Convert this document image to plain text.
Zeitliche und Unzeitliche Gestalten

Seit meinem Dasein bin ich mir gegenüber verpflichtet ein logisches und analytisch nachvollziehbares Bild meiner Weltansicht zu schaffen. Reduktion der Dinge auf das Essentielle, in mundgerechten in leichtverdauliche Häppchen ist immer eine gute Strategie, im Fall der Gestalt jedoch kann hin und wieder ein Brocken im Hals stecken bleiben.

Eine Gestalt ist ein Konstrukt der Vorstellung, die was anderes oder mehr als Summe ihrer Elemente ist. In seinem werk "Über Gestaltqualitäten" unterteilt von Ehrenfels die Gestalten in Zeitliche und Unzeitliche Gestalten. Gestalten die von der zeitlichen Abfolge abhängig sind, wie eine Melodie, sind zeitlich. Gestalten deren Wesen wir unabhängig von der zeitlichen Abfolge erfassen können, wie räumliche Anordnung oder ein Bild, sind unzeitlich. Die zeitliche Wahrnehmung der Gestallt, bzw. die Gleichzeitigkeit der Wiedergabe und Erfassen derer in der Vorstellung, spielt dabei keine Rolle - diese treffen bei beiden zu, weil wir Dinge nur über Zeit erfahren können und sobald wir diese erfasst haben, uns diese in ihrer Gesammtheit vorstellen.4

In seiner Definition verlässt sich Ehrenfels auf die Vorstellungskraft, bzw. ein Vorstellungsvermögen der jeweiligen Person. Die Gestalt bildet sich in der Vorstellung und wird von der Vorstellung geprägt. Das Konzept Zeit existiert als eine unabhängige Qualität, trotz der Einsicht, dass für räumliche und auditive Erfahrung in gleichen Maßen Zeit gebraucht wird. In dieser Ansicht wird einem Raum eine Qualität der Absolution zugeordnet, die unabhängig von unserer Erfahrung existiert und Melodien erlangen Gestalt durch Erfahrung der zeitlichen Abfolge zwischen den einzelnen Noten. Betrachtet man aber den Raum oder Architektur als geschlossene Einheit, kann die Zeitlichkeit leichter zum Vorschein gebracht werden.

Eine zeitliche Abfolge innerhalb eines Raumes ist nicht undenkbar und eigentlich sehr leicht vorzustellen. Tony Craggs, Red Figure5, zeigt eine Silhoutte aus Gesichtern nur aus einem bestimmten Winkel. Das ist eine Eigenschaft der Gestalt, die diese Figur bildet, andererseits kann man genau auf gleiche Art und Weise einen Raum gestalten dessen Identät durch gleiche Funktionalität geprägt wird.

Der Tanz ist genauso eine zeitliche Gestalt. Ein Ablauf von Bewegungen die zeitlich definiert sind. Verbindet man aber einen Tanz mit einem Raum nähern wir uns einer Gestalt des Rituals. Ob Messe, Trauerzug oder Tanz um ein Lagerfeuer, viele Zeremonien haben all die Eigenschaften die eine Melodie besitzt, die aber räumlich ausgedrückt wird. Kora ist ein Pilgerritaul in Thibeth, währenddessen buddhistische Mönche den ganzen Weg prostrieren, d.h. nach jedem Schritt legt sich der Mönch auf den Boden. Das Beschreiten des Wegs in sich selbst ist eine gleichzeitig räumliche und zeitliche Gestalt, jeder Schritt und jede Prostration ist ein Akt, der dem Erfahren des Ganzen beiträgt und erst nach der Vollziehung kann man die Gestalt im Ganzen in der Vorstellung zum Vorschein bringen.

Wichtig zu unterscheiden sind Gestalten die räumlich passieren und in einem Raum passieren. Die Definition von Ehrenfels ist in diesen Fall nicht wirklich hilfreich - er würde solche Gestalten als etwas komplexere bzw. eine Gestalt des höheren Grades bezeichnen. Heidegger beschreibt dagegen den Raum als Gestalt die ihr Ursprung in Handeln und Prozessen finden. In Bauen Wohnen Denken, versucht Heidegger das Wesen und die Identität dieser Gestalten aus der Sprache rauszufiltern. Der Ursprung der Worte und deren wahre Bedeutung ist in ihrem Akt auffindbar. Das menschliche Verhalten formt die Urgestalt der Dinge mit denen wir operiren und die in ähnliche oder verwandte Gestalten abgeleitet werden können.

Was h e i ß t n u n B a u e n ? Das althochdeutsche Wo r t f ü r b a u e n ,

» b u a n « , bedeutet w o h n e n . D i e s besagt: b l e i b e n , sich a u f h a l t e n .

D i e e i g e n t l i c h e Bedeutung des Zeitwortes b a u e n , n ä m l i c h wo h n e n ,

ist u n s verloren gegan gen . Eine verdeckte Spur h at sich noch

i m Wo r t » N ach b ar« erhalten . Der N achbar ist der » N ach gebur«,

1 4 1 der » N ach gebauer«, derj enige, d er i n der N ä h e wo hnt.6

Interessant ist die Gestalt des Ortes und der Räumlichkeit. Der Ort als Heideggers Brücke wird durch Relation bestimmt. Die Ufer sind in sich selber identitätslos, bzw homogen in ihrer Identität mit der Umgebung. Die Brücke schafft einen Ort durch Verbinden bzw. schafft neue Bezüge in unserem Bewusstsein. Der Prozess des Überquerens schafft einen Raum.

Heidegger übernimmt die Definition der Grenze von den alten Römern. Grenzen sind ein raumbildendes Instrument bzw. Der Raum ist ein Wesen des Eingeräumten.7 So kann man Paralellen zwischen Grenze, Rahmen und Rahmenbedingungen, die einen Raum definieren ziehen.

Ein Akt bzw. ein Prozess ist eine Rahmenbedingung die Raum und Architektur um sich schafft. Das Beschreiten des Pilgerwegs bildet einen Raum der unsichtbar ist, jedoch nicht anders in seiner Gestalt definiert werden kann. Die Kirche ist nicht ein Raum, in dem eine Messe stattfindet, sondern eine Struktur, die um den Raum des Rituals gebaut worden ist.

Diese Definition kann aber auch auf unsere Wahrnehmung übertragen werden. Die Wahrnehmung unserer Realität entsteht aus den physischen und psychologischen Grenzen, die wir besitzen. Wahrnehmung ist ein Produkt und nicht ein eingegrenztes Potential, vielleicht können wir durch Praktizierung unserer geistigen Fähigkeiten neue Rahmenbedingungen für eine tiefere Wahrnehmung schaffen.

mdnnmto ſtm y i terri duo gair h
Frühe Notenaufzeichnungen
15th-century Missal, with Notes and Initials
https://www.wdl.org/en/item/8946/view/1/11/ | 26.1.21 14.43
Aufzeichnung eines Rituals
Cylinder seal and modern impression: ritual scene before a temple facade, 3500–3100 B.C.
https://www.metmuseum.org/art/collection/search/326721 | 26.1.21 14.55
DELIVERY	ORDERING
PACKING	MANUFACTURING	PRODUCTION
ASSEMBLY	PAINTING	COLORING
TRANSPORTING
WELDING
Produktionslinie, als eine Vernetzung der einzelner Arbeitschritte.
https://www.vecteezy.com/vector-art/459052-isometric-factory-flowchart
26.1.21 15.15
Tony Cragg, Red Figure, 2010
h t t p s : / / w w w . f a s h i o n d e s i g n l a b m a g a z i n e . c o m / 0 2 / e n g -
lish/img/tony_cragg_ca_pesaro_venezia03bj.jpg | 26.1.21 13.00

━━━━

◆ Problem description
Look through the records and count each line that holds "https". Write only the total.

◆ Problem solution
3